(TO BE DONE): Copy the entries from the start through the line containing "metric-label: Complexité Temporelle", swapping "Mémoire (RAM)" for "Mémoire vive" and changing nothing else.

(RECORD SET):
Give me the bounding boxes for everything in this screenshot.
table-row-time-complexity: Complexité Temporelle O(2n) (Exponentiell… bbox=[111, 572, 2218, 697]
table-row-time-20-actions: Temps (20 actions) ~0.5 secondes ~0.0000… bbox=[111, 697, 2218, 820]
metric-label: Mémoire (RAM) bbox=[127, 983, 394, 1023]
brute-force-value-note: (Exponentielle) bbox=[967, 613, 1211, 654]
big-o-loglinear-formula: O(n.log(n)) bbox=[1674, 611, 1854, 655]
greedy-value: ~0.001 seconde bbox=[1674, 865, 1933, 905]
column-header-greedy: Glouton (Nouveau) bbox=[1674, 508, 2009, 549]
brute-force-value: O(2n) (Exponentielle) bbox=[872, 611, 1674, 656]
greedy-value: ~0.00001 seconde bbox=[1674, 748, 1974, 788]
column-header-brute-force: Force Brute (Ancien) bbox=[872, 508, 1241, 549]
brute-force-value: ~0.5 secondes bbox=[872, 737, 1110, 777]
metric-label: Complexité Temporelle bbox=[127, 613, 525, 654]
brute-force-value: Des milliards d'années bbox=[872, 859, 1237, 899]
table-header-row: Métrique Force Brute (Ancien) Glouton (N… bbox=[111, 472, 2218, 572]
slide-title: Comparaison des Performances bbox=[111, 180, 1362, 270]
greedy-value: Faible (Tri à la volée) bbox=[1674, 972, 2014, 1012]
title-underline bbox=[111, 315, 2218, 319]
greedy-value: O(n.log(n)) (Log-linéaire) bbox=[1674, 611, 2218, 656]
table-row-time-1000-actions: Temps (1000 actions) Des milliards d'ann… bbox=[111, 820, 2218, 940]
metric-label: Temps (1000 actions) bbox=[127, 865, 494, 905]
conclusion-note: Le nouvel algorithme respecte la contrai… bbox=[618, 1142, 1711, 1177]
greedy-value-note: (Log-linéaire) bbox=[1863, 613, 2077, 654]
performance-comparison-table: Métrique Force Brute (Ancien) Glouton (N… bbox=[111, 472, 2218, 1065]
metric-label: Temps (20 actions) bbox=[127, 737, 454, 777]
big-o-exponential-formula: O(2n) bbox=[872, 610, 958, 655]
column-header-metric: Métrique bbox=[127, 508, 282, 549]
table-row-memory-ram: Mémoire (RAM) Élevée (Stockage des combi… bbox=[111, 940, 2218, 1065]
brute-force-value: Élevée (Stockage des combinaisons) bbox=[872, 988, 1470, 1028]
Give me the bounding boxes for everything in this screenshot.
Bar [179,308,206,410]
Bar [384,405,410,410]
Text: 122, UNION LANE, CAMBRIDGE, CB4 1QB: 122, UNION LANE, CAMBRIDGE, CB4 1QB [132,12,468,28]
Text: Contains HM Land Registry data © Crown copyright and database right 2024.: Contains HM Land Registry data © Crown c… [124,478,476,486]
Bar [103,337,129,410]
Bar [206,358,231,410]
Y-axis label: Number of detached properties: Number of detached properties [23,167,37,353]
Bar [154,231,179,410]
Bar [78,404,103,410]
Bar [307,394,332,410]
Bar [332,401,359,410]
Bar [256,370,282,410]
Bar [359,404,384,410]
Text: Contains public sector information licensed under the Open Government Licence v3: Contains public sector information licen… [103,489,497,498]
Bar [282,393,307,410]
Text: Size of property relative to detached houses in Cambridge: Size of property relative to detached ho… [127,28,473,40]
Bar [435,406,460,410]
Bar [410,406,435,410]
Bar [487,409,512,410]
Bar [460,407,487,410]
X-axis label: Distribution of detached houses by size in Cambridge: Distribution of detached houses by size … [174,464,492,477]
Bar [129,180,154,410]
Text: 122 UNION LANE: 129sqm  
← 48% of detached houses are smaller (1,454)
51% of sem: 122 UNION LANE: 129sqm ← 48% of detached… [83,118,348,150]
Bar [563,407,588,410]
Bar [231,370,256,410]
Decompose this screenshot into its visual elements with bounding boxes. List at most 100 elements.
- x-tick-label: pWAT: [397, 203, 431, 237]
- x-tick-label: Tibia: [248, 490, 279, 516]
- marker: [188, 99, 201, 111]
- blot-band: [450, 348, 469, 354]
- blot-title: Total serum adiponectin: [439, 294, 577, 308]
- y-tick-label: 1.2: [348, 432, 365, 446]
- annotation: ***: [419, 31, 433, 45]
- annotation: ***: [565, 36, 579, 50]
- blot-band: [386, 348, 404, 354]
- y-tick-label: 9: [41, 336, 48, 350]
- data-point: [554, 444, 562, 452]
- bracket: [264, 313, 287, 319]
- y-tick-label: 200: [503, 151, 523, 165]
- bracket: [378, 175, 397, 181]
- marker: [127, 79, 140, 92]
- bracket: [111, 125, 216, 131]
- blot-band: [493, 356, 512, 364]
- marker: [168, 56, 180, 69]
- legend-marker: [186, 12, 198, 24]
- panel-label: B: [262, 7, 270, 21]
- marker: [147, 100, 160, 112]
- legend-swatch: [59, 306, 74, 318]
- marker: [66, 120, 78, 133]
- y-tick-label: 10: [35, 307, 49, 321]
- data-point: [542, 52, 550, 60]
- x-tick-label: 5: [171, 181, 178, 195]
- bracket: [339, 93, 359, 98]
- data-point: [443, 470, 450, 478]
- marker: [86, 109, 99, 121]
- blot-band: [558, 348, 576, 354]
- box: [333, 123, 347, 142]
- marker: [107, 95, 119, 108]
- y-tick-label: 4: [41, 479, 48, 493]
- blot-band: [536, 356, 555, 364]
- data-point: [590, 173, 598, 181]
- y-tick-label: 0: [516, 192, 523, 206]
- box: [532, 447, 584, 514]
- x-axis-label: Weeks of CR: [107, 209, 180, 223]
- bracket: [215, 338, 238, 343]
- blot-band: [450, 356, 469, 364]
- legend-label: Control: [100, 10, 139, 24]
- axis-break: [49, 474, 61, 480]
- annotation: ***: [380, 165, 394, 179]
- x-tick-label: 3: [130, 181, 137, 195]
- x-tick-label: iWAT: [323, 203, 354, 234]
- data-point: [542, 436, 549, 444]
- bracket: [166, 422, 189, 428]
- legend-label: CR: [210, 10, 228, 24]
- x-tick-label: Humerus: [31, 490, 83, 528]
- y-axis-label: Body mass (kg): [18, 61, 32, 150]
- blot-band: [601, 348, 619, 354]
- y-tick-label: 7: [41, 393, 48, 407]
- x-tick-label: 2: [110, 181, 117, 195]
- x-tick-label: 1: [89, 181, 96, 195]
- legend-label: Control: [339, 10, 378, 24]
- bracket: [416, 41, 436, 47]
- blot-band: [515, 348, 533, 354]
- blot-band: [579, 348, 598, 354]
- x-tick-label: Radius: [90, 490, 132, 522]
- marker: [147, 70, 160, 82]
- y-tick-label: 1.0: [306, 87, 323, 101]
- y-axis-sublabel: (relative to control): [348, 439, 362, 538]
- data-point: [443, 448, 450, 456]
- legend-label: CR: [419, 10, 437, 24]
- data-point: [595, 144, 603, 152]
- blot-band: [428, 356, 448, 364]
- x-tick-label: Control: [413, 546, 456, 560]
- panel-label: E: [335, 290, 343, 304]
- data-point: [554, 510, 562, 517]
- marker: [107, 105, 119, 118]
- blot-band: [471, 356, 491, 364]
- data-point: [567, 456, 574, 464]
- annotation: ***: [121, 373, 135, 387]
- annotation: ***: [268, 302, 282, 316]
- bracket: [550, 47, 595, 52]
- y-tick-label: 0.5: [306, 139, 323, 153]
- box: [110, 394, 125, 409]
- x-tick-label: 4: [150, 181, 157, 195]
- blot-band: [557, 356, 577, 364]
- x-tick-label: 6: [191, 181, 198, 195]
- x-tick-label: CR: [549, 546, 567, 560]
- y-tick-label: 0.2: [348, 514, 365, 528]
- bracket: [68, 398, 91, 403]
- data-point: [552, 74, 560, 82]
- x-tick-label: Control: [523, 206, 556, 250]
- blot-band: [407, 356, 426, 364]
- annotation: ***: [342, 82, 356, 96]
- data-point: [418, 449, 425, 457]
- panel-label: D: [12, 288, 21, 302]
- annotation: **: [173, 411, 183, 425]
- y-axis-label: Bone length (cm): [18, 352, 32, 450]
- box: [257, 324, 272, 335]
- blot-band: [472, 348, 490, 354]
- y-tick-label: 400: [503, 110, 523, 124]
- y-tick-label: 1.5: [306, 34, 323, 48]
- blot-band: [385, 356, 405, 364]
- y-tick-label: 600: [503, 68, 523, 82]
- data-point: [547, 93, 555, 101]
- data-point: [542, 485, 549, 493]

(SOLVED EXERCISE):
Give me the bounding boxes for everything in this screenshot.
table-row-time-complexity: Complexité Temporelle O(2n) (Exponentiell… bbox=[111, 572, 2218, 697]
table-row-time-20-actions: Temps (20 actions) ~0.5 secondes ~0.0000… bbox=[111, 697, 2218, 820]
metric-label: Mémoire vive bbox=[127, 983, 394, 1023]
brute-force-value-note: (Exponentielle) bbox=[967, 613, 1211, 654]
big-o-loglinear-formula: O(n.log(n)) bbox=[1674, 611, 1854, 655]
greedy-value: ~0.001 seconde bbox=[1674, 865, 1933, 905]
column-header-greedy: Glouton (Nouveau) bbox=[1674, 508, 2009, 549]
brute-force-value: O(2n) (Exponentielle) bbox=[872, 611, 1674, 656]
greedy-value: ~0.00001 seconde bbox=[1674, 748, 1974, 788]
column-header-brute-force: Force Brute (Ancien) bbox=[872, 508, 1241, 549]
brute-force-value: ~0.5 secondes bbox=[872, 737, 1110, 777]
metric-label: Complexité Temporelle bbox=[127, 613, 525, 654]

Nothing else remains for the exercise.